| Input material |
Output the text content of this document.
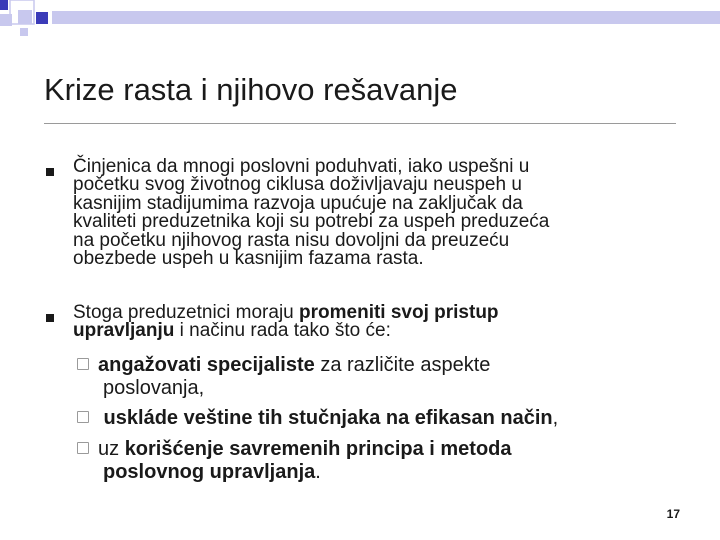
Krize rasta i njihovo rešavanje
Činjenica da mnogi poslovni poduhvati, iako uspešni u
početku svog životnog ciklusa doživljavaju neuspeh u
kasnijim stadijumima razvoja upućuje na zaključak da
kvaliteti preduzetnika koji su potrebi za uspeh preduzeća
na početku njihovog rasta nisu dovoljni da preuzeću
obezbede uspeh u kasnijim fazama rasta.
Stoga preduzetnici moraju promeniti svoj pristup
upravljanju i načinu rada tako što će:
angažovati specijaliste za različite aspekte
poslovanja,
uskláde veštine tih stučnjaka na efikasan način,
uz korišćenje savremenih principa i metoda
poslovnog upravljanja.
17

| Problem description |
Please write out all of the material above without changing a word, and omit any pictures.

| Written reply |
Output the text content of this document.
Krize rasta i njihovo rešavanje
Činjenica da mnogi poslovni poduhvati, iako uspešni u
početku svog životnog ciklusa doživljavaju neuspeh u
kasnijim stadijumima razvoja upućuje na zaključak da
kvaliteti preduzetnika koji su potrebi za uspeh preduzeća
na početku njihovog rasta nisu dovoljni da preuzeću
obezbede uspeh u kasnijim fazama rasta.
Stoga preduzetnici moraju promeniti svoj pristup
upravljanju i načinu rada tako što će:
angažovati specijaliste za različite aspekte
poslovanja,
uskláde veštine tih stučnjaka na efikasan način,
uz korišćenje savremenih principa i metoda
poslovnog upravljanja.
17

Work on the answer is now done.